◆ PASSAGE TO READ
Working when ill

It’s something I’ve done a lot of over many years. One of the advantages of being self employed is that you have some flexibility when sick. You also have no scope whatsoever for sick pay, often there’s no one who can cover for you, and being ill can be expensive in that it can cost you future work. Increasingly, conventional workplaces seem to be pressuring people to work when ill as well.

I know from experience that I’m considerably less efficient when ill. It plays havoc with my concentration. I move slowly, making more mistakes, my judgements are never as good, I don’t have good ideas. There isn’t an ailment out there that won’t be easier and quicker to deal with if you’re able to rest, and won’t be exacerbated by additional stress. And some illnesses are contagious, and taking those to visit other people isn’t nice. The idea of keeping a human working when they’re sick clearly isn’t informed by anything real about the implications of illness.

◆ MATERIAL SHOWN
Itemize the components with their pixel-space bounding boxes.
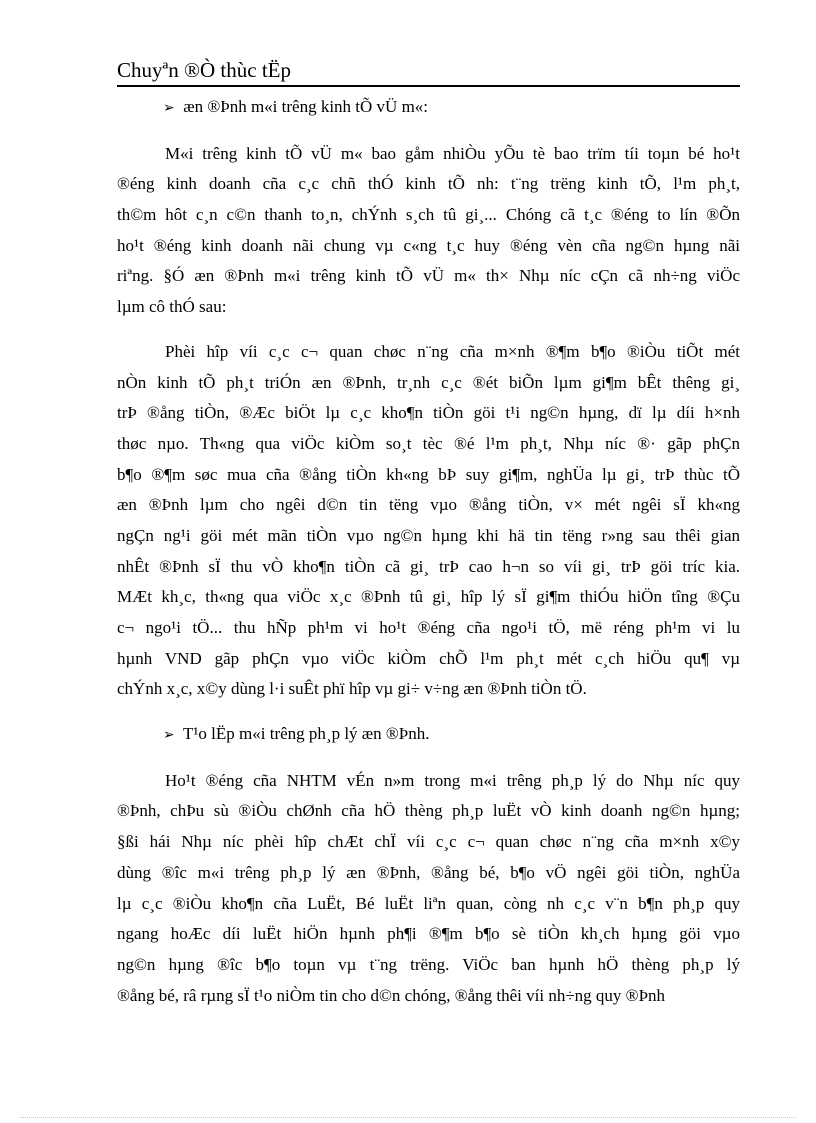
- paragraph-line: lµm cô thÓ sau:: [117, 297, 227, 317]
- paragraph-line: ng©n hµng ®îc b¶o toµn vµ t¨ng trëng. ViÖc ban hµnh hÖ thèng ph¸p lý: [117, 954, 740, 974]
- paragraph-line: æn ®Þnh lµm cho ngêi d©n tin tëng vµo ®ång tiÒn, v× mét ngêi sÏ kh«ng: [117, 495, 740, 515]
- paragraph-line: ®Þnh, chÞu sù ®iÒu chØnh cña hÖ thèng ph¸p luËt vÒ kinh doanh ng©n hµng;: [117, 801, 740, 821]
- section-heading: [117, 719, 740, 752]
- document-body: [117, 92, 740, 1025]
- section-heading-text: æn ®Þnh m«i trêng kinh tÕ vÜ m«:: [183, 97, 429, 116]
- paragraph-line: trÞ ®ång tiÒn, ®Æc biÖt lµ c¸c kho¶n tiÒn göi t¹i ng©n hµng, dï lµ díi h×nh: [117, 403, 740, 423]
- paragraph-line: lµ c¸c ®iÒu kho¶n cña LuËt, Bé luËt liªn quan, còng nh c¸c v¨n b¶n ph¸p quy: [117, 893, 740, 913]
- paragraph-line: §ßi hái Nhµ níc phèi hîp chÆt chÏ víi c¸c c¬ quan chøc n¨ng cña m×nh x©y: [117, 832, 740, 852]
- paragraph-line: th©m hôt c¸n c©n thanh to¸n, chÝnh s¸ch tû gi¸... Chóng cã t¸c ®éng to lín ®Õn: [117, 205, 740, 225]
- paragraph-line: Ho¹t ®éng cña NHTM vÉn n»m trong m«i trêng ph¸p lý do Nhµ níc quy: [165, 770, 740, 790]
- paragraph-line: MÆt kh¸c, th«ng qua viÖc x¸c ®Þnh tû gi¸ hîp lý sÏ gi¶m thiÓu hiÖn tîng ®Çu: [117, 587, 740, 607]
- paragraph-line: ngang hoÆc díi luËt hiÖn hµnh ph¶i ®¶m b¶o sè tiÒn kh¸ch hµng göi vµo: [117, 924, 740, 944]
- paragraph-line: ho¹t ®éng kinh doanh nãi chung vµ c«ng t¸c huy ®éng vèn cña ng©n hµng nãi: [117, 235, 740, 255]
- page-header: [117, 55, 740, 87]
- paragraph-line: dùng ®îc m«i trêng ph¸p lý æn ®Þnh, ®ång bé, b¶o vÖ ngêi göi tiÒn, nghÜa: [117, 862, 740, 882]
- paragraph-line: nÒn kinh tÕ ph¸t triÓn æn ®Þnh, tr¸nh c¸c ®ét biÕn lµm gi¶m bÊt thêng gi¸: [117, 372, 740, 392]
- paragraph-line: nhÊt ®Þnh sÏ thu vÒ kho¶n tiÒn cã gi¸ trÞ cao h¬n so víi gi¸ trÞ göi tríc kia.: [117, 556, 740, 576]
- paragraph-line: Phèi hîp víi c¸c c¬ quan chøc n¨ng cña m×nh ®¶m b¶o ®iÒu tiÕt mét: [165, 341, 740, 361]
- header-title: Chuyªn ®Ò thùc tËp: [117, 58, 291, 82]
- paragraph: [117, 139, 740, 323]
- paragraph: [117, 337, 740, 705]
- paragraph-line: hµnh VND gãp phÇn vµo viÖc kiÒm chÕ l¹m ph¸t mét c¸ch hiÖu qu¶ vµ: [117, 648, 740, 668]
- section-heading: [117, 92, 740, 125]
- paragraph-line: b¶o ®¶m søc mua cña ®ång tiÒn kh«ng bÞ suy gi¶m, nghÜa lµ gi¸ trÞ thùc tÕ: [117, 464, 740, 484]
- paragraph: [117, 766, 740, 1012]
- paragraph-line: riªng. §Ó æn ®Þnh m«i trêng kinh tÕ vÜ m« th× Nhµ níc cÇn cã nh÷ng viÖc: [117, 266, 740, 286]
- paragraph-line: M«i trêng kinh tÕ vÜ m« bao gåm nhiÒu yÕu tè bao trïm tíi toµn bé ho¹t: [165, 143, 740, 163]
- section-heading-text: T¹o lËp m«i trêng ph¸p lý æn ®Þnh.: [182, 724, 430, 744]
- footer-divider: [20, 1117, 796, 1118]
- paragraph-line: chÝnh x¸c, x©y dùng l·i suÊt phï hîp vµ gi÷ v÷ng æn ®Þnh tiÒn tÖ.: [117, 679, 587, 699]
- paragraph-line: ®éng kinh doanh cña c¸c chñ thÓ kinh tÕ nh: t¨ng trëng kinh tÕ, l¹m ph¸t,: [117, 174, 740, 194]
- arrow-bullet-icon: ➢: [163, 728, 175, 744]
- arrow-bullet-icon: ➢: [163, 101, 175, 116]
- paragraph-line: ®ång bé, râ rµng sÏ t¹o niÒm tin cho d©n chóng, ®ång thêi víi nh÷ng quy ®Þnh: [117, 985, 666, 1005]
- paragraph-line: thøc nµo. Th«ng qua viÖc kiÒm so¸t tèc ®é l¹m ph¸t, Nhµ níc ®· gãp phÇn: [117, 433, 740, 453]
- paragraph-line: c¬ ngo¹i tÖ... thu hÑp ph¹m vi ho¹t ®éng cña ngo¹i tÖ, më réng ph¹m vi lu: [117, 618, 740, 638]
- paragraph-line: ngÇn ng¹i göi mét mãn tiÒn vµo ng©n hµng khi hä tin tëng r»ng sau thêi gian: [117, 525, 740, 545]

◆ EXERCISE REQUIREMENTS
A: In the piece on working when ill, why does the writer say that being sick can be expensive for someone who is self employed? Answer in one to three sentences.
B: Could you carry the piece on working when ill forward from its final sentence?

◆ SOLVED TASKS
A: Someone who is self employed gets no sick pay at all, and there is often no one who can cover for them. Being ill can also cost them future work.

B:
Over time, there’s a bigger and more insidious impact to working when ill. It dehumanises you. It takes away the sense of being a proper person with the same rights as other people. You’re just a thing to keep slogging along to get the work done. This is one of the ways in which a physical health problem can easily develop into mental health problems as well. Exhausted, demoralised people who are obliged to keep suffering are likely to end up with low self esteem, anxiety and depression at the very least.

I will do the things I absolutely have to do, and then I’m heading back to bed with a book – because I can, and it’s a far better idea. There will be many other people obliged to work a full day today, despite being sick. Some of those people will be doing unpaid domestic work, but that doesn’t guarantee you respite, either. Given that the amount of work available is decreasing as people are replaced by machines, we could collectively square up to this and bring in a citizen’s income, so that no one has to work full time, and no one has to work when they’re ill. Failing that, better worker’s rights and a better social safety net would be a great help.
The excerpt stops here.